-- Start --

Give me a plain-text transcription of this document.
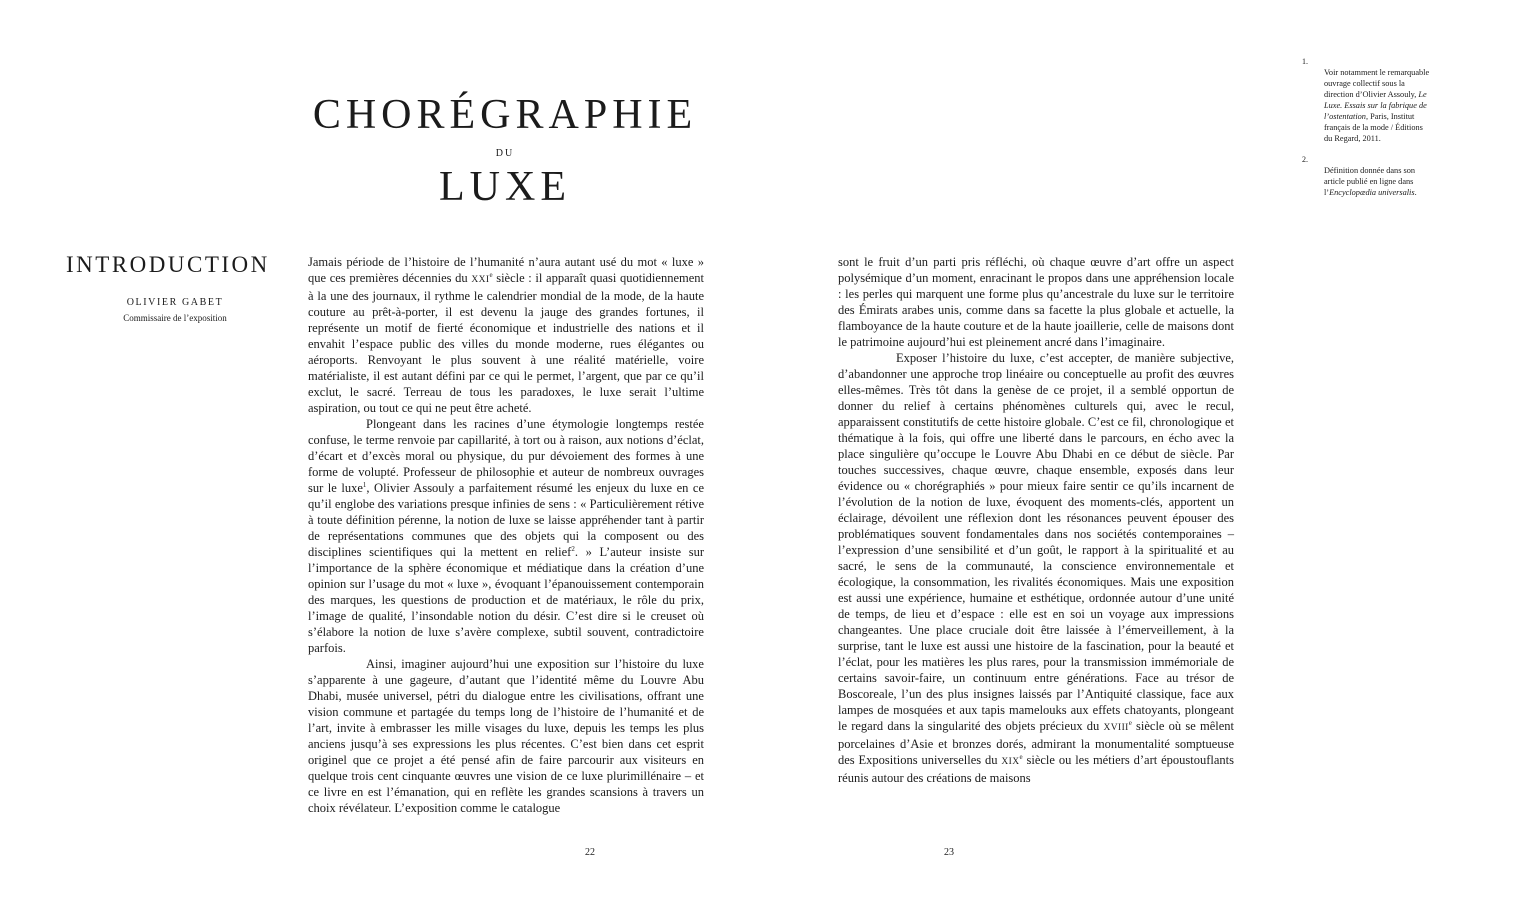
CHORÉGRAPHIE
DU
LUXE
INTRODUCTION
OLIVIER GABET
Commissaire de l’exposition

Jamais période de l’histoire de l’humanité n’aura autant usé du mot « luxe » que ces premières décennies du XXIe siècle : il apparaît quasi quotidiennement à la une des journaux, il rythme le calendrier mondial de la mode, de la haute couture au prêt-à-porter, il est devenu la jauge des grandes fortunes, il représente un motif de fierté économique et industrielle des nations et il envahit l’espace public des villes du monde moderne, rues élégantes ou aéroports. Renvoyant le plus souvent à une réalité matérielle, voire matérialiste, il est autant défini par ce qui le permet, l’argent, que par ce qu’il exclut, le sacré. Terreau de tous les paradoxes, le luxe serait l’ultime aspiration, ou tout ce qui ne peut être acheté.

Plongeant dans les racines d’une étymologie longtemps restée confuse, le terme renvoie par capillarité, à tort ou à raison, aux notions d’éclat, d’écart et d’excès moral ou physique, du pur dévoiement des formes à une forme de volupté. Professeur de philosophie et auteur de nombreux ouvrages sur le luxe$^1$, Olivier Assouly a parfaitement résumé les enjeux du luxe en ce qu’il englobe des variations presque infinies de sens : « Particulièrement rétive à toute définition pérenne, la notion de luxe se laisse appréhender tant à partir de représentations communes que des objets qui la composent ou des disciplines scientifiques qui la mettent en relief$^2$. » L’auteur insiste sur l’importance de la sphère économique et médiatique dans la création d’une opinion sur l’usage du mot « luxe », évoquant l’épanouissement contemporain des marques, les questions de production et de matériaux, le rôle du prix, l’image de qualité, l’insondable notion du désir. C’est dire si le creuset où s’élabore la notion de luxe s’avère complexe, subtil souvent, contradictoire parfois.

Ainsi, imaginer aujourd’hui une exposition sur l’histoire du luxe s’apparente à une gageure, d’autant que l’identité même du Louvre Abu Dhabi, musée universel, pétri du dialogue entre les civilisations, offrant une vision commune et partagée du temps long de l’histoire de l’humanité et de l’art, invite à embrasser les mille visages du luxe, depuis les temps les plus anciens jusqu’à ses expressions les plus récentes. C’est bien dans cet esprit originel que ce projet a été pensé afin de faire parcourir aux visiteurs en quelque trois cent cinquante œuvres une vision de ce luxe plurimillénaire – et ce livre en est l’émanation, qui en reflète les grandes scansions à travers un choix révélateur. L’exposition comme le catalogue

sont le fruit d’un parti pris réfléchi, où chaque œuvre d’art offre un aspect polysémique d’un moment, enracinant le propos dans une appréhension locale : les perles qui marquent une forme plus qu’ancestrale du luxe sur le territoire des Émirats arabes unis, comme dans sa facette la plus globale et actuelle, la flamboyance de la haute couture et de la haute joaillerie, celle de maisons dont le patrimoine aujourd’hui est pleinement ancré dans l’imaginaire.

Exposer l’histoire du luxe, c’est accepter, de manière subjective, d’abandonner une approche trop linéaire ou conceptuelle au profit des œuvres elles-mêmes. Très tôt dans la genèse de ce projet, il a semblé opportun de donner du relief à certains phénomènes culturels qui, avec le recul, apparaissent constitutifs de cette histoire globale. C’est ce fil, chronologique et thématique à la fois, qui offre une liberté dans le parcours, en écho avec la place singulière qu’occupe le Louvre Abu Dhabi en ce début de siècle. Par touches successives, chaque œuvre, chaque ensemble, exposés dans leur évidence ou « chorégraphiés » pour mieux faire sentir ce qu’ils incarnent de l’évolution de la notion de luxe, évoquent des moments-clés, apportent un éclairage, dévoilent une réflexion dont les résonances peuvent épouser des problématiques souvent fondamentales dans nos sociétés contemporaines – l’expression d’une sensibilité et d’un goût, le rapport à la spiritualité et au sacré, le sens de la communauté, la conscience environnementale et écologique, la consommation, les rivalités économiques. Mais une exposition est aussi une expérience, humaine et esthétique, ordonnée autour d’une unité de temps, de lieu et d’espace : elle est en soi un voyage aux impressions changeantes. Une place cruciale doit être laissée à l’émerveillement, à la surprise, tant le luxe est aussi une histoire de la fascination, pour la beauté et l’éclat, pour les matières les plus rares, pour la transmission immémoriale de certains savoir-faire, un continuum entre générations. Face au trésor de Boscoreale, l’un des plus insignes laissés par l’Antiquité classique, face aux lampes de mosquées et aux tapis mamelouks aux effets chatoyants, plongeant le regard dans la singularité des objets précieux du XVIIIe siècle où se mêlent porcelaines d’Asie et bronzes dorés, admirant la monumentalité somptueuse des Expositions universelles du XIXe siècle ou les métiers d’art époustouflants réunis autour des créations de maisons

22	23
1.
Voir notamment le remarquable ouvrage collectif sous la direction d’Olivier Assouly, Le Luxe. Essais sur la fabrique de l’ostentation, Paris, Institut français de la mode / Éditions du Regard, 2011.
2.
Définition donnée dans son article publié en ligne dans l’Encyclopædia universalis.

-- End --
-- Start --

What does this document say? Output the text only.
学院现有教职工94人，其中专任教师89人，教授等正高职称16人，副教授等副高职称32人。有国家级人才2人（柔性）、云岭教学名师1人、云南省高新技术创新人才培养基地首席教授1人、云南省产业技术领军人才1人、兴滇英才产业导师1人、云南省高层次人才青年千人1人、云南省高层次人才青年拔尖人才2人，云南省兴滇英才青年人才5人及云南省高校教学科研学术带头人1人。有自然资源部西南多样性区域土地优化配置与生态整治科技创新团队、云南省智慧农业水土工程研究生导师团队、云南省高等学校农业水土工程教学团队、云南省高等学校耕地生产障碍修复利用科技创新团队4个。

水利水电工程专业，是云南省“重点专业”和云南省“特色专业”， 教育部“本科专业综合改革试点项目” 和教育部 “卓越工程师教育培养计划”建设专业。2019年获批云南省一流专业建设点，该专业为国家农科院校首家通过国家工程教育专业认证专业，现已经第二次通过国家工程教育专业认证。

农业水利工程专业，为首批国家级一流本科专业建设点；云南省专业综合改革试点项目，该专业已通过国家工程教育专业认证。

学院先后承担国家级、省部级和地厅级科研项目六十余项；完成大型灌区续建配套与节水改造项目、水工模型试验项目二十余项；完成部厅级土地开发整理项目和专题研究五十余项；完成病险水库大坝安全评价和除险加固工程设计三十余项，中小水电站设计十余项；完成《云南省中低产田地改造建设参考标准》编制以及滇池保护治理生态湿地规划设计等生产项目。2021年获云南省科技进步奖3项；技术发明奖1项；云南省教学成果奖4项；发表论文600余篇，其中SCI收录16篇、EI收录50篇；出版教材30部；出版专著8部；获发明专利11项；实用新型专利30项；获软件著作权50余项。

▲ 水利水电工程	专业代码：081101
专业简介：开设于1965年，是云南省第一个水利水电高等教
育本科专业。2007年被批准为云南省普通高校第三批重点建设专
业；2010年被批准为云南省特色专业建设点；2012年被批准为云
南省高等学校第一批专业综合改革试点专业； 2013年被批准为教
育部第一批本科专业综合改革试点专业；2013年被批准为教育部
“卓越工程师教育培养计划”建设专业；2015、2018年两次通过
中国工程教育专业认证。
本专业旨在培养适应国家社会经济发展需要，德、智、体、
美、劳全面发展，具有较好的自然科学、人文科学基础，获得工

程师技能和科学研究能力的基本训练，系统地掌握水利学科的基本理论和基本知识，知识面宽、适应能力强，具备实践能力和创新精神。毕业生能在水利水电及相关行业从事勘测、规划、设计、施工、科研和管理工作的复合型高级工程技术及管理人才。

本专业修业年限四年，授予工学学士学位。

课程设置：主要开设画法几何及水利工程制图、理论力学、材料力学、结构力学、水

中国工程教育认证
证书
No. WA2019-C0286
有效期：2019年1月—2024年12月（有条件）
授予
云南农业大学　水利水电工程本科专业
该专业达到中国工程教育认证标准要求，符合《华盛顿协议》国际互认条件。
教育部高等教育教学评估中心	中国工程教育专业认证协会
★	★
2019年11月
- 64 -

-- End --
-- Start --

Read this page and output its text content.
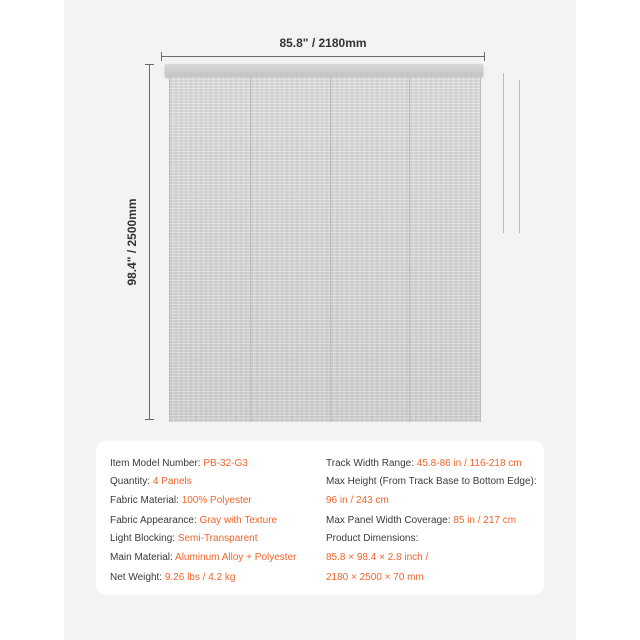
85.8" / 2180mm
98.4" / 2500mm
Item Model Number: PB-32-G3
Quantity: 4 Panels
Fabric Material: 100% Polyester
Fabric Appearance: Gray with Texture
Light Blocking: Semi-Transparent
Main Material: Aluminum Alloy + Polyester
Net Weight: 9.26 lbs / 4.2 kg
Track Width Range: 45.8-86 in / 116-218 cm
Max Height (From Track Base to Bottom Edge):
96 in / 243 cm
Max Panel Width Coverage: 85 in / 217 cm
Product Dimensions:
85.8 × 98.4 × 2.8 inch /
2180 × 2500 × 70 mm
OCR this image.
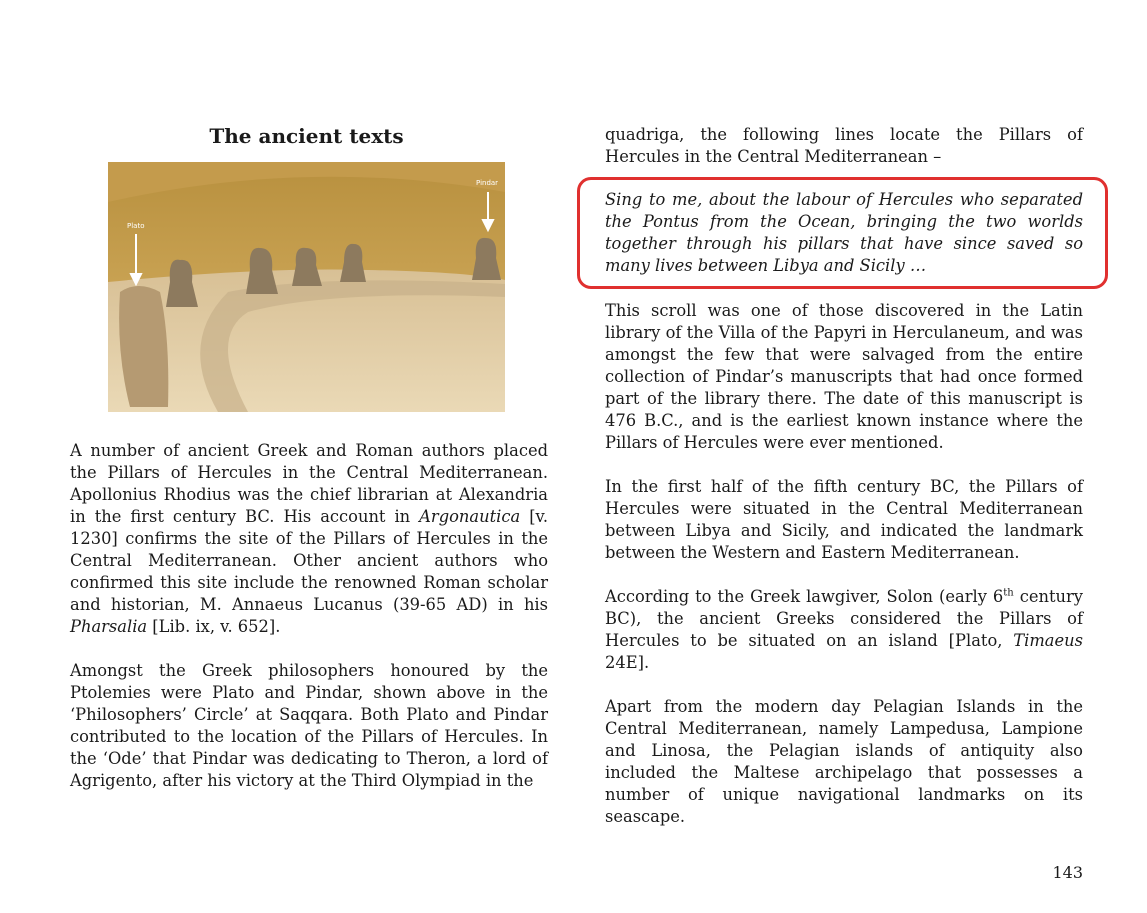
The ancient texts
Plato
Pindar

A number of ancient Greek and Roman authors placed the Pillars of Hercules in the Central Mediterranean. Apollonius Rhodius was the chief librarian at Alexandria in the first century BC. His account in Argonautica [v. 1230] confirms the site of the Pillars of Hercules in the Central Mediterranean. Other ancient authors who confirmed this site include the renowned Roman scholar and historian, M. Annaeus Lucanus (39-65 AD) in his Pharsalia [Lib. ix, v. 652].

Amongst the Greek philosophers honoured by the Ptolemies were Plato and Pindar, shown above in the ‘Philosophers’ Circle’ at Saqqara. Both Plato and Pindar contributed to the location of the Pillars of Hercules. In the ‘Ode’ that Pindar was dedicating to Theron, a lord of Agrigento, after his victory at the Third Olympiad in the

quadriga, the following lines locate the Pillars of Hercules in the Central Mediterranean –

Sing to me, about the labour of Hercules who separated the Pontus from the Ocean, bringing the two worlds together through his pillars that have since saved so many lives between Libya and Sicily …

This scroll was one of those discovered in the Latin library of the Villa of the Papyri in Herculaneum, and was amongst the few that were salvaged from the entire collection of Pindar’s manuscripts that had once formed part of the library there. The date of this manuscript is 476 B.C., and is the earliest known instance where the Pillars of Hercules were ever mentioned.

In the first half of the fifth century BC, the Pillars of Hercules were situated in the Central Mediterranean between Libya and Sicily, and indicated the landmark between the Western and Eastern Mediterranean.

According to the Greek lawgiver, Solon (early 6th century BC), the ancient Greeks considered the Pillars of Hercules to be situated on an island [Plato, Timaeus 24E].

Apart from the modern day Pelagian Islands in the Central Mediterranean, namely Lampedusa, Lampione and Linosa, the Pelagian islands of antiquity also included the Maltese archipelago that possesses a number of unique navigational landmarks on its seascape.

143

-- End --

**Exercise:** Every line containing the string "Material" must be listed.

**Response to the exercise:**
Fabric Material: 100% Polyester
Main Material: Aluminum Alloy + Polyester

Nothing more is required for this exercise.